** begin PROVIDED DATA **
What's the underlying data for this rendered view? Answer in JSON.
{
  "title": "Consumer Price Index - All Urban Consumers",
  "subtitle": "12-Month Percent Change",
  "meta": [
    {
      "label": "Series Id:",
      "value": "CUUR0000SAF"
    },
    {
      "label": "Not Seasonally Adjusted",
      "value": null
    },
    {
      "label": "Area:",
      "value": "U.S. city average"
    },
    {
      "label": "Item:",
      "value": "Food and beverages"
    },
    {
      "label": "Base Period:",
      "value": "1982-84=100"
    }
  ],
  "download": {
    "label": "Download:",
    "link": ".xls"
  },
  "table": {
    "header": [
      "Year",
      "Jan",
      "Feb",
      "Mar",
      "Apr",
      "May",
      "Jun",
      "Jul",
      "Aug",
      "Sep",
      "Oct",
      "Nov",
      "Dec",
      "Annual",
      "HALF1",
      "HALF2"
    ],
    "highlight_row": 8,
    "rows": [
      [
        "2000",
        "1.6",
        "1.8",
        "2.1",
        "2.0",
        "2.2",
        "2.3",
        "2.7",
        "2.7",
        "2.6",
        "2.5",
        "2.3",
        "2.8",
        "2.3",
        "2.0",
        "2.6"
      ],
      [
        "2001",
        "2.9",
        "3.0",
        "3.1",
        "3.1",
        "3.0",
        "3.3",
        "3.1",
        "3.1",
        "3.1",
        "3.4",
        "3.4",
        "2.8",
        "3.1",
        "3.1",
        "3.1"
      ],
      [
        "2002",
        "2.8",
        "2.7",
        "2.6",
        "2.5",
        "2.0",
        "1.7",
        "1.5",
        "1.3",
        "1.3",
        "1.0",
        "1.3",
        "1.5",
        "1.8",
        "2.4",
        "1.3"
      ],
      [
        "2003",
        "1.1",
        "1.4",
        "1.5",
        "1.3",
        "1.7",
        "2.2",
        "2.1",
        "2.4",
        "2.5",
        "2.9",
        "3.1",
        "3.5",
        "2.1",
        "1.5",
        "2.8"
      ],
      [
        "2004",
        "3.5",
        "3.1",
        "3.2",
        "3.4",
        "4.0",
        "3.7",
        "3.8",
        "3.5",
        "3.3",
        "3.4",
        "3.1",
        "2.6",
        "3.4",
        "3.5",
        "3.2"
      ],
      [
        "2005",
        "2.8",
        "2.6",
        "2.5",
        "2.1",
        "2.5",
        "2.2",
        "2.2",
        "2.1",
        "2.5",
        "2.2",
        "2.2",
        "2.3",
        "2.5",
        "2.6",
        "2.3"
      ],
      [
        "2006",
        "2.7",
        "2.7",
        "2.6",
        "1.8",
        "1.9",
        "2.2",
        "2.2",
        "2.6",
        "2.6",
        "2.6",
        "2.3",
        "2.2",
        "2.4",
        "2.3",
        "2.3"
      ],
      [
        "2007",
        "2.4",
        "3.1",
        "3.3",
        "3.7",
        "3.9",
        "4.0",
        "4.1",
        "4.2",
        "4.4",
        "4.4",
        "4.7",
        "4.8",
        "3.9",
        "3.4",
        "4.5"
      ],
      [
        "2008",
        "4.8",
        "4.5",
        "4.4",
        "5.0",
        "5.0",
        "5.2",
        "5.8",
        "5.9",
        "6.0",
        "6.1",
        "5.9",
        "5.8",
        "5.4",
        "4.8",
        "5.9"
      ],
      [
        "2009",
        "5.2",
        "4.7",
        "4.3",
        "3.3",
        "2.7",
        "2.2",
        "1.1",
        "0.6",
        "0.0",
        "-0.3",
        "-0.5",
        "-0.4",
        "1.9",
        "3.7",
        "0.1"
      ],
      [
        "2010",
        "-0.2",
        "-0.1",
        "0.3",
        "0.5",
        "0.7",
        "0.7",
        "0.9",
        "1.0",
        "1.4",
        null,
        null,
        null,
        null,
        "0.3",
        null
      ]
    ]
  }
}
** end PROVIDED DATA **
REQUIRED TASK
All of the lines above must be returned exactly.

IN RESPONSE
What's the underlying data for this rendered view? Answer in JSON.
{
  "title": "Consumer Price Index - All Urban Consumers",
  "subtitle": "12-Month Percent Change",
  "meta": [
    {
      "label": "Series Id:",
      "value": "CUUR0000SAF"
    },
    {
      "label": "Not Seasonally Adjusted",
      "value": null
    },
    {
      "label": "Area:",
      "value": "U.S. city average"
    },
    {
      "label": "Item:",
      "value": "Food and beverages"
    },
    {
      "label": "Base Period:",
      "value": "1982-84=100"
    }
  ],
  "download": {
    "label": "Download:",
    "link": ".xls"
  },
  "table": {
    "header": [
      "Year",
      "Jan",
      "Feb",
      "Mar",
      "Apr",
      "May",
      "Jun",
      "Jul",
      "Aug",
      "Sep",
      "Oct",
      "Nov",
      "Dec",
      "Annual",
      "HALF1",
      "HALF2"
    ],
    "highlight_row": 8,
    "rows": [
      [
        "2000",
        "1.6",
        "1.8",
        "2.1",
        "2.0",
        "2.2",
        "2.3",
        "2.7",
        "2.7",
        "2.6",
        "2.5",
        "2.3",
        "2.8",
        "2.3",
        "2.0",
        "2.6"
      ],
      [
        "2001",
        "2.9",
        "3.0",
        "3.1",
        "3.1",
        "3.0",
        "3.3",
        "3.1",
        "3.1",
        "3.1",
        "3.4",
        "3.4",
        "2.8",
        "3.1",
        "3.1",
        "3.1"
      ],
      [
        "2002",
        "2.8",
        "2.7",
        "2.6",
        "2.5",
        "2.0",
        "1.7",
        "1.5",
        "1.3",
        "1.3",
        "1.0",
        "1.3",
        "1.5",
        "1.8",
        "2.4",
        "1.3"
      ],
      [
        "2003",
        "1.1",
        "1.4",
        "1.5",
        "1.3",
        "1.7",
        "2.2",
        "2.1",
        "2.4",
        "2.5",
        "2.9",
        "3.1",
        "3.5",
        "2.1",
        "1.5",
        "2.8"
      ],
      [
        "2004",
        "3.5",
        "3.1",
        "3.2",
        "3.4",
        "4.0",
        "3.7",
        "3.8",
        "3.5",
        "3.3",
        "3.4",
        "3.1",
        "2.6",
        "3.4",
        "3.5",
        "3.2"
      ],
      [
        "2005",
        "2.8",
        "2.6",
        "2.5",
        "2.1",
        "2.5",
        "2.2",
        "2.2",
        "2.1",
        "2.5",
        "2.2",
        "2.2",
        "2.3",
        "2.5",
        "2.6",
        "2.3"
      ],
      [
        "2006",
        "2.7",
        "2.7",
        "2.6",
        "1.8",
        "1.9",
        "2.2",
        "2.2",
        "2.6",
        "2.6",
        "2.6",
        "2.3",
        "2.2",
        "2.4",
        "2.3",
        "2.3"
      ],
      [
        "2007",
        "2.4",
        "3.1",
        "3.3",
        "3.7",
        "3.9",
        "4.0",
        "4.1",
        "4.2",
        "4.4",
        "4.4",
        "4.7",
        "4.8",
        "3.9",
        "3.4",
        "4.5"
      ],
      [
        "2008",
        "4.8",
        "4.5",
        "4.4",
        "5.0",
        "5.0",
        "5.2",
        "5.8",
        "5.9",
        "6.0",
        "6.1",
        "5.9",
        "5.8",
        "5.4",
        "4.8",
        "5.9"
      ],
      [
        "2009",
        "5.2",
        "4.7",
        "4.3",
        "3.3",
        "2.7",
        "2.2",
        "1.1",
        "0.6",
        "0.0",
        "-0.3",
        "-0.5",
        "-0.4",
        "1.9",
        "3.7",
        "0.1"
      ],
      [
        "2010",
        "-0.2",
        "-0.1",
        "0.3",
        "0.5",
        "0.7",
        "0.7",
        "0.9",
        "1.0",
        "1.4",
        null,
        null,
        null,
        null,
        "0.3",
        null
      ]
    ]
  }
}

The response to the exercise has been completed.